■ INSTRUCTIONS TO FOLLOW
Copy every line of the entries that includes the word "time".

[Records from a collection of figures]
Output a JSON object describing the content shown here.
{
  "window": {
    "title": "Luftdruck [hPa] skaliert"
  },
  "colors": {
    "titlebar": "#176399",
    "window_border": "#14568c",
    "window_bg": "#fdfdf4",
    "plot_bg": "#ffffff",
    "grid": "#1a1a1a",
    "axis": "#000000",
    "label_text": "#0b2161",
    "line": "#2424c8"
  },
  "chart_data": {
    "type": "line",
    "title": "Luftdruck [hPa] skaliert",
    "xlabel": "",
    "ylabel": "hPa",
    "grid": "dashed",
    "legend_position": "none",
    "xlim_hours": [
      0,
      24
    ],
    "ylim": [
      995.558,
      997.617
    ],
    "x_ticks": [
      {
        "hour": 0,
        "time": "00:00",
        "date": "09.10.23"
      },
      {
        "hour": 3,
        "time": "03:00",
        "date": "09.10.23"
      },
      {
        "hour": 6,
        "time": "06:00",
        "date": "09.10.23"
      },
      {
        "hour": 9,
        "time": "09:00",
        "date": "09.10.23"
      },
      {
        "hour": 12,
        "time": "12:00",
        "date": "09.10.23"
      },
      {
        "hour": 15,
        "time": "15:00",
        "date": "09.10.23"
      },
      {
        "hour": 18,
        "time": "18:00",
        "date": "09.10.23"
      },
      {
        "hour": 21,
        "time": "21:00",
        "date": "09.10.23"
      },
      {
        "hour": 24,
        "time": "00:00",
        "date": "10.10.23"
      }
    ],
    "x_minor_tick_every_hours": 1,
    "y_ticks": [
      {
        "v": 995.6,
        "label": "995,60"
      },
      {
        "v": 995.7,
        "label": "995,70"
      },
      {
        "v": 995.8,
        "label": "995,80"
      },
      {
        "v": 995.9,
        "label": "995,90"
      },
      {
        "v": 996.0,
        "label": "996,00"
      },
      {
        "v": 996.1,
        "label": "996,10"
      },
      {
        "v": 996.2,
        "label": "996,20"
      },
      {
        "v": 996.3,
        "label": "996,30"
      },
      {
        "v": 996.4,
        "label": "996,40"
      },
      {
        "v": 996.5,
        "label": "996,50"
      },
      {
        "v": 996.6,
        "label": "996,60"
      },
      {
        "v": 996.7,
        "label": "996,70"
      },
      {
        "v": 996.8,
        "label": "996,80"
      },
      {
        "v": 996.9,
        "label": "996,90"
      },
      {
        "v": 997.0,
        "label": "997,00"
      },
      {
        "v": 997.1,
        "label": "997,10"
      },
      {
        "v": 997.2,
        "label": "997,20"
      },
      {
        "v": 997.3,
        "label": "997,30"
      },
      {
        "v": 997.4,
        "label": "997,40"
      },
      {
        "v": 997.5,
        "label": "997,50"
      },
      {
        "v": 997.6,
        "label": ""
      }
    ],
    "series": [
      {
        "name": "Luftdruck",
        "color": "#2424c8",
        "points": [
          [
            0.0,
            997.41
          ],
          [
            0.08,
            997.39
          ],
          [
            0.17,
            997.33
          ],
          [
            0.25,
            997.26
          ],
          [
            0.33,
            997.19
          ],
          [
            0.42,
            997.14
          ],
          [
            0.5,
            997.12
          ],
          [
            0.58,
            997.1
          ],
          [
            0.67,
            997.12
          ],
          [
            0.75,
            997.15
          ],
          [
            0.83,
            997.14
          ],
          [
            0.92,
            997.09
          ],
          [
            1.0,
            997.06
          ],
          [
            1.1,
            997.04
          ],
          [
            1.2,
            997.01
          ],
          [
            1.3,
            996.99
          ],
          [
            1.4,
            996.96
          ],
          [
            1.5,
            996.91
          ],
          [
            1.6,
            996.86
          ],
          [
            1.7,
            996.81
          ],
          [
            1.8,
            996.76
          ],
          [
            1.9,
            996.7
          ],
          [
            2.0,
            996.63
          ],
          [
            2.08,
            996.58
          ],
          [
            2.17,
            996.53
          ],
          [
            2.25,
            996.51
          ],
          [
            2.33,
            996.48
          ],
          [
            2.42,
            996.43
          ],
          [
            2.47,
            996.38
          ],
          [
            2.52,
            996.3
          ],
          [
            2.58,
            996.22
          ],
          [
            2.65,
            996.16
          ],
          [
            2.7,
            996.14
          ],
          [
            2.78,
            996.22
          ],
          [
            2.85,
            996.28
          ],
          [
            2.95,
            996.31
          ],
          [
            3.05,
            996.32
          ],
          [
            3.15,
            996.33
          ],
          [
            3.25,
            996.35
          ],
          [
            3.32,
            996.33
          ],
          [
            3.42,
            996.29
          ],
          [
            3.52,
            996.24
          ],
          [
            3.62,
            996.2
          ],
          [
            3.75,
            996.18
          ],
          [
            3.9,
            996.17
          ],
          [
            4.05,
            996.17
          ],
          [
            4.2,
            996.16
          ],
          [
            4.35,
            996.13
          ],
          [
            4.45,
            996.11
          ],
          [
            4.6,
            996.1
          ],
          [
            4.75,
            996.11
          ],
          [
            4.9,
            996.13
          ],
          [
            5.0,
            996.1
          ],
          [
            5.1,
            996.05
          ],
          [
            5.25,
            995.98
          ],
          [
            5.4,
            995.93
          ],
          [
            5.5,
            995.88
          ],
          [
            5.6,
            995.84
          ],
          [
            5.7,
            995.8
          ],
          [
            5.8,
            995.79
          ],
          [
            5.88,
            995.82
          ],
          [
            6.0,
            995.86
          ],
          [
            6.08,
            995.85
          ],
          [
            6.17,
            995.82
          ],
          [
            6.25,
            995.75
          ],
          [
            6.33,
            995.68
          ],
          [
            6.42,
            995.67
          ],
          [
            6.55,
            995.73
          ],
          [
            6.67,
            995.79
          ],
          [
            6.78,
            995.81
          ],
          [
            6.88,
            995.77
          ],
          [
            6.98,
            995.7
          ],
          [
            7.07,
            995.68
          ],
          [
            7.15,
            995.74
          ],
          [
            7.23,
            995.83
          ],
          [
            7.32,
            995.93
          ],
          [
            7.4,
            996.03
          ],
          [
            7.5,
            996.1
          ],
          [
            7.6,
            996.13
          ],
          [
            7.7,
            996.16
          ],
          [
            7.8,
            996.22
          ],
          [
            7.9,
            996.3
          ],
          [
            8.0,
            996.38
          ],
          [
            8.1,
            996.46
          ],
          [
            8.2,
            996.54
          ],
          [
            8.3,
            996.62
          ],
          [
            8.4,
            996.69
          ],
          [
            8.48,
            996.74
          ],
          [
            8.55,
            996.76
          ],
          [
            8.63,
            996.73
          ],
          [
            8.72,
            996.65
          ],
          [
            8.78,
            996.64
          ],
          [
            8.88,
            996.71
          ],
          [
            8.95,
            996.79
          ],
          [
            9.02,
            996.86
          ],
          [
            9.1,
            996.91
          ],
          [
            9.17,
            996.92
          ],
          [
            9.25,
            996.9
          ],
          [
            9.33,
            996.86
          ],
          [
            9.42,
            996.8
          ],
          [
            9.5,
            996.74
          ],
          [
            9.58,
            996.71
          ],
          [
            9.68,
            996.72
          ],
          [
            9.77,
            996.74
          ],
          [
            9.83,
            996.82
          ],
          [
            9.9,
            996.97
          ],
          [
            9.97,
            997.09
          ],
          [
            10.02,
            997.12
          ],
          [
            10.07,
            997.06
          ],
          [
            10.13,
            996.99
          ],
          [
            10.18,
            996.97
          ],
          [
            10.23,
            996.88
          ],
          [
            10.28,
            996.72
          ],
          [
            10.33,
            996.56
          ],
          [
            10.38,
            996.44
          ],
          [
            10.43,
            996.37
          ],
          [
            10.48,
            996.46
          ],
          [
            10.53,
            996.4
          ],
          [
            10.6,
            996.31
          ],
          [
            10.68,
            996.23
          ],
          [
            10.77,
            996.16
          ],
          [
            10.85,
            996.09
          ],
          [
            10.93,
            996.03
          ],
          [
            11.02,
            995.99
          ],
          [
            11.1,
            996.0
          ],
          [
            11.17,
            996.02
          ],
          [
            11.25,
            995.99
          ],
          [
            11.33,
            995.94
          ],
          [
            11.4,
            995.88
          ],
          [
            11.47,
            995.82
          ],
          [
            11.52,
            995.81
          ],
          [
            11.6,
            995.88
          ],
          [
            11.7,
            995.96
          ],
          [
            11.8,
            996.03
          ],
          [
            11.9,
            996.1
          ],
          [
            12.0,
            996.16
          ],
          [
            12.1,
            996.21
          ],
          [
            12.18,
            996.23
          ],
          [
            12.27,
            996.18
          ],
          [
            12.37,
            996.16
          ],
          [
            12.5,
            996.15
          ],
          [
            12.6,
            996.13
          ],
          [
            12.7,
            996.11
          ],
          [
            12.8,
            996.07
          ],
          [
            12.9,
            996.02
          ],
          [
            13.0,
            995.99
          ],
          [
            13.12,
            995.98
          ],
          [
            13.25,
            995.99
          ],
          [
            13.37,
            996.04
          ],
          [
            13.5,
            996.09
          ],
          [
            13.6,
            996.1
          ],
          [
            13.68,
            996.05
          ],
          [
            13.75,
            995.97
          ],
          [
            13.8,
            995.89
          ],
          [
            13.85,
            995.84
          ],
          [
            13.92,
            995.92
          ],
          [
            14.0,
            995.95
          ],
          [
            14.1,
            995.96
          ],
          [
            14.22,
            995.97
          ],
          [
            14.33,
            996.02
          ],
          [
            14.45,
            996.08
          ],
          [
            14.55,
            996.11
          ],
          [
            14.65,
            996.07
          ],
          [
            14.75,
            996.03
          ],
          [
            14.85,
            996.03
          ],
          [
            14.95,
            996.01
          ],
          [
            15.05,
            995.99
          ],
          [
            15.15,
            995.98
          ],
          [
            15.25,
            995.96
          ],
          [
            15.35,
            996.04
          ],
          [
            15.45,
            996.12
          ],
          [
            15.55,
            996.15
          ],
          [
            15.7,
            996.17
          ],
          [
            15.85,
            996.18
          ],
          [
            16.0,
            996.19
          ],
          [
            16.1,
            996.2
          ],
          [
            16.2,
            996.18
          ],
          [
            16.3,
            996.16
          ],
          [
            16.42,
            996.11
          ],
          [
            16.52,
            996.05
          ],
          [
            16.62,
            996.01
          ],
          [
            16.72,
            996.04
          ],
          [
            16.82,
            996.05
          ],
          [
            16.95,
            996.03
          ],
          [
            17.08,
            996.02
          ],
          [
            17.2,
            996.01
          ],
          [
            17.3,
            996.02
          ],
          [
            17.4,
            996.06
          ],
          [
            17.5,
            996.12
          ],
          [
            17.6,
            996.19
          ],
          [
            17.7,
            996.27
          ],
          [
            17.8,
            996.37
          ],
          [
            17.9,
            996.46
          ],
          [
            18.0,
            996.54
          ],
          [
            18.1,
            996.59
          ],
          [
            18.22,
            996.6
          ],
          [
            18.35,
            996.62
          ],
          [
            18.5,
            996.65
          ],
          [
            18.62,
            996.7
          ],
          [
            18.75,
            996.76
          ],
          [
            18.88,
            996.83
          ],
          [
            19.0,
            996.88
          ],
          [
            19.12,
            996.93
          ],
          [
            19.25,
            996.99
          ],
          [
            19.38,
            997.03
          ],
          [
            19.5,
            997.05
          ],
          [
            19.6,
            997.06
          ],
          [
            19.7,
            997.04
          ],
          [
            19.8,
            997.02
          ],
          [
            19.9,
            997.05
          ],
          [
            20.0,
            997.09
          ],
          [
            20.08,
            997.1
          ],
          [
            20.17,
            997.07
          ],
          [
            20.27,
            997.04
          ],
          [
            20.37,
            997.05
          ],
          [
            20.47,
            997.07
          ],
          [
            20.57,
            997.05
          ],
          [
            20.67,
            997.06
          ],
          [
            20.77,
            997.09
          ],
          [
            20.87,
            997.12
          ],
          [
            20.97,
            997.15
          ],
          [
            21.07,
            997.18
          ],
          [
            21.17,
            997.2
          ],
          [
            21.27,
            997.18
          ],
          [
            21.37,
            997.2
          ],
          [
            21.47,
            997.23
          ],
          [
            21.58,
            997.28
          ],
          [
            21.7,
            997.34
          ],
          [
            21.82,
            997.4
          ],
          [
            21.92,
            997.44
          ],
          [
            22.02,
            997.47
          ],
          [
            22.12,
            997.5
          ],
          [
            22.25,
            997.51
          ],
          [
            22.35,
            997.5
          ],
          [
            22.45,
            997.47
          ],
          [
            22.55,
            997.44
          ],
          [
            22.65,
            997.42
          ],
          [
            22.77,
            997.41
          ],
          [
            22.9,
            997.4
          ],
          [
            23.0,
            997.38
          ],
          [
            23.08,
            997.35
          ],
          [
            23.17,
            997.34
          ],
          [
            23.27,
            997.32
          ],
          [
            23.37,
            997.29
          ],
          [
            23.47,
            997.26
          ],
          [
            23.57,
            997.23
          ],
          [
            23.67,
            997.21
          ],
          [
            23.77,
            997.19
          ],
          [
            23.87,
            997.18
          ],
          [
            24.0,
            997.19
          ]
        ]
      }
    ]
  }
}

■ RESPONSE
        "time": "00:00",
        "time": "03:00",
        "time": "06:00",
        "time": "09:00",
        "time": "12:00",
        "time": "15:00",
        "time": "18:00",
        "time": "21:00",
        "time": "00:00",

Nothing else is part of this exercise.